Count every line below in which "JSON" occurs, then give only the count.

-- Start of Records to use --

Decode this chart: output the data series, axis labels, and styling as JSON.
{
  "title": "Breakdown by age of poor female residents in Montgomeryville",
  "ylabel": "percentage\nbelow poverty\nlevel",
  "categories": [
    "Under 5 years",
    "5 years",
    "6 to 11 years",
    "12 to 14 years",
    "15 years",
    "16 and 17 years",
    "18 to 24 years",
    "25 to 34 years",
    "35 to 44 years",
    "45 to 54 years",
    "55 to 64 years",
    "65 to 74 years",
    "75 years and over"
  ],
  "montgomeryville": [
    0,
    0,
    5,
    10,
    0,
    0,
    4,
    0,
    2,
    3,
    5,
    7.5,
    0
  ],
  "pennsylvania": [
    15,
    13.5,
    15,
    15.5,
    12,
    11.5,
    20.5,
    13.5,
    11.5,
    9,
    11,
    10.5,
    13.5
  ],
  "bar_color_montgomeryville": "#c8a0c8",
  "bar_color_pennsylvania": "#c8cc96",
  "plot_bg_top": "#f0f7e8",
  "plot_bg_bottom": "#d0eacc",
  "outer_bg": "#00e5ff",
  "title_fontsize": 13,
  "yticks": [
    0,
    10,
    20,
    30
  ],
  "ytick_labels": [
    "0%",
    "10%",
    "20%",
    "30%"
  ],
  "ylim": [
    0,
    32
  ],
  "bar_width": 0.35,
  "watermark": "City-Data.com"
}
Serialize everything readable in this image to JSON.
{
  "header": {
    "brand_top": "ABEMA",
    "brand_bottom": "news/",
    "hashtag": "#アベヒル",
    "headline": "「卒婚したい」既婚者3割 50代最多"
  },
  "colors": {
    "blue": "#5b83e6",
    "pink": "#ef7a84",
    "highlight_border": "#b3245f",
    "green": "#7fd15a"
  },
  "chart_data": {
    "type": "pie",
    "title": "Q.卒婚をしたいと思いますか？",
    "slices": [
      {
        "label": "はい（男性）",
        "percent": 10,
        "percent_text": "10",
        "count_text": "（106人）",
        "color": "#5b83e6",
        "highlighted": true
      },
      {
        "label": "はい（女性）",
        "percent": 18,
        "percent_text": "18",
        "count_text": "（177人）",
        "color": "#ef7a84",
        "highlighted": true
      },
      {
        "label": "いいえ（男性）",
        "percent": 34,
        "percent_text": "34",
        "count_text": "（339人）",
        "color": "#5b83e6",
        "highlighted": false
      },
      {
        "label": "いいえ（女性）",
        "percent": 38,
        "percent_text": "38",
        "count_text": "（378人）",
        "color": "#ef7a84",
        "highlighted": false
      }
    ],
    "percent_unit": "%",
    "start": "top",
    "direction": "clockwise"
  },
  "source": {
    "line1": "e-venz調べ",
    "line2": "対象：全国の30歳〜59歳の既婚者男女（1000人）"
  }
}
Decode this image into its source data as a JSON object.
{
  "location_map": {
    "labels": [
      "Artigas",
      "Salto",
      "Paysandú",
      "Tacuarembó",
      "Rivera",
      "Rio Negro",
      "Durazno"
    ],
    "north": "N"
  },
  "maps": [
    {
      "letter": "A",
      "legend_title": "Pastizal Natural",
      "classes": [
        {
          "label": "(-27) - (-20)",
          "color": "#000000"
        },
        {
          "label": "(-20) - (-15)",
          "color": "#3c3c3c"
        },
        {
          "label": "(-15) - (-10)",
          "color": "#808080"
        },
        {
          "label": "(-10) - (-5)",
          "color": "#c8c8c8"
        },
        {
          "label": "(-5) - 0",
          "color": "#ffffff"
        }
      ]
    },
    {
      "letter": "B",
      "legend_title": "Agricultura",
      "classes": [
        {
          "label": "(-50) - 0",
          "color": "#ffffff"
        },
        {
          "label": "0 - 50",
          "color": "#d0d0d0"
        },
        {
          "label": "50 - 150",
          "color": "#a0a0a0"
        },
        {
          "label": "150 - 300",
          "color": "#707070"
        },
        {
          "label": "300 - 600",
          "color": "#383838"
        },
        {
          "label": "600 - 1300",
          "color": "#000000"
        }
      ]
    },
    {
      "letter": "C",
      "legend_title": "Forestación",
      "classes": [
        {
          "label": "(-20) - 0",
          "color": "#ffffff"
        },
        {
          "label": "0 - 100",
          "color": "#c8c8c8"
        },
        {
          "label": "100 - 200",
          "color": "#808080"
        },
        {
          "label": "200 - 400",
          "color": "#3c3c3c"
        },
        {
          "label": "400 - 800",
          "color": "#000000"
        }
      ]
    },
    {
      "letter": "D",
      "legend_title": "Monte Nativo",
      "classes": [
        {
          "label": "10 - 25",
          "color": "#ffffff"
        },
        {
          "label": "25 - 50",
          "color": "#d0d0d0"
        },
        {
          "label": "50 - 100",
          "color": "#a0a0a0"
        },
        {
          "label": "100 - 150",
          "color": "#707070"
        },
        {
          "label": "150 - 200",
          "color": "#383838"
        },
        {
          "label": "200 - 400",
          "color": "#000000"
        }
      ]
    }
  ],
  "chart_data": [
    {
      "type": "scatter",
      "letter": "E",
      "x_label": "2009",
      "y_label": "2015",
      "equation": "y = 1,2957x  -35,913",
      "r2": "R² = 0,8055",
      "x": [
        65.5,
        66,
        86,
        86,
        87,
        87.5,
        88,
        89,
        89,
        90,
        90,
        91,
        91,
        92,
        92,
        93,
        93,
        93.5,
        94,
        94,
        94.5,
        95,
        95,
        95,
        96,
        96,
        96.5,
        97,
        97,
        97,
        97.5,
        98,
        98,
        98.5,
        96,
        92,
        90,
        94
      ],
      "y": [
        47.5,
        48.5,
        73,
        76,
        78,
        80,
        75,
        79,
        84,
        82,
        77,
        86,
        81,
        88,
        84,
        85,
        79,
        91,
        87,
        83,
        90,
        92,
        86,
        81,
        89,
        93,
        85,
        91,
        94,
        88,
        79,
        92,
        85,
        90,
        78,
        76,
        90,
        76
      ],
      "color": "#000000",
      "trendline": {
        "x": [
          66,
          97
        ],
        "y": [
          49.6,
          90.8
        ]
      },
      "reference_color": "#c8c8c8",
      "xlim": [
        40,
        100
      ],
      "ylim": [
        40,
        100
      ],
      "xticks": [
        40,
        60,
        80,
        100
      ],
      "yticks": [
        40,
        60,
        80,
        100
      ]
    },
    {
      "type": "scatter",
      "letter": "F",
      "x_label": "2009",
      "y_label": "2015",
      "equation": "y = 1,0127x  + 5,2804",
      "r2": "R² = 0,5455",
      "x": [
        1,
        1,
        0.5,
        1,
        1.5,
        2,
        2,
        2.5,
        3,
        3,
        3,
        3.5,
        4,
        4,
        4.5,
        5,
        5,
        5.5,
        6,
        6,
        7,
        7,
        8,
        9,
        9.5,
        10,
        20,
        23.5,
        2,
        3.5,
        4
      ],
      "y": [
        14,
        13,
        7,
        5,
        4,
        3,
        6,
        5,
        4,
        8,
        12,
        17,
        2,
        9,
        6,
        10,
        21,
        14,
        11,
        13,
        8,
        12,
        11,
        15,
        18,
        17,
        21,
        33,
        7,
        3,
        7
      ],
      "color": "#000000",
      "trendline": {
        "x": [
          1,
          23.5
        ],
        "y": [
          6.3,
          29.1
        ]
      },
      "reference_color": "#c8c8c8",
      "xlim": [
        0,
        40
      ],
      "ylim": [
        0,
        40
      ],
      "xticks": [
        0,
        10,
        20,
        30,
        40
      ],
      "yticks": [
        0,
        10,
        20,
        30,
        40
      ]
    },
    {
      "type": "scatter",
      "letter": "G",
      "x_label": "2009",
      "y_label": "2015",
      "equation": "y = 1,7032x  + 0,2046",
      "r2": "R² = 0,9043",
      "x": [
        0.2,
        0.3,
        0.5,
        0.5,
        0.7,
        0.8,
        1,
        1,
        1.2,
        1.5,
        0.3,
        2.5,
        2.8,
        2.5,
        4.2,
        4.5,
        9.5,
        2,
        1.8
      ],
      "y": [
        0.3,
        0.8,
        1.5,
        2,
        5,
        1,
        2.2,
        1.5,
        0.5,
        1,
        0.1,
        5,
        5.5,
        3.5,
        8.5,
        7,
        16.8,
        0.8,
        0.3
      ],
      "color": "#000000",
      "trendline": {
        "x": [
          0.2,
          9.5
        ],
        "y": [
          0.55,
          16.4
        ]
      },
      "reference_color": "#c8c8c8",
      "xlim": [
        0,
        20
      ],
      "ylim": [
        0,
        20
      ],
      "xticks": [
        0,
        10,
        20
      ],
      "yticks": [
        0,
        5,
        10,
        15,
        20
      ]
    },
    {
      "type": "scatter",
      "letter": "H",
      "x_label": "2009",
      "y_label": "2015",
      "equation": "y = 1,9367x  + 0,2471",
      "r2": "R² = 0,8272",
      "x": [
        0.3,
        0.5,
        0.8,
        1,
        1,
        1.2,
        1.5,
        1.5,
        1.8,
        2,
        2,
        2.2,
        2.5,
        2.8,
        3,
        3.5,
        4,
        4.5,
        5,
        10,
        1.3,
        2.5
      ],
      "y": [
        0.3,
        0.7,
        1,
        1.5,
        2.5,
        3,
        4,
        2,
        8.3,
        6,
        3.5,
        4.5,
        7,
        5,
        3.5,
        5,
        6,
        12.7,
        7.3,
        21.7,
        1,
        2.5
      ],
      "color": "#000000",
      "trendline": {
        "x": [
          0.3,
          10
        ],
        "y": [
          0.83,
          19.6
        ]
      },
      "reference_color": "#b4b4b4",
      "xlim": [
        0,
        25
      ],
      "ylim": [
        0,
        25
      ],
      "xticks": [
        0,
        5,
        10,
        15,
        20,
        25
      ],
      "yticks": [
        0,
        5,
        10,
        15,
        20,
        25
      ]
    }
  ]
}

-- End of Records to use --

▶ **Solution for this task**
3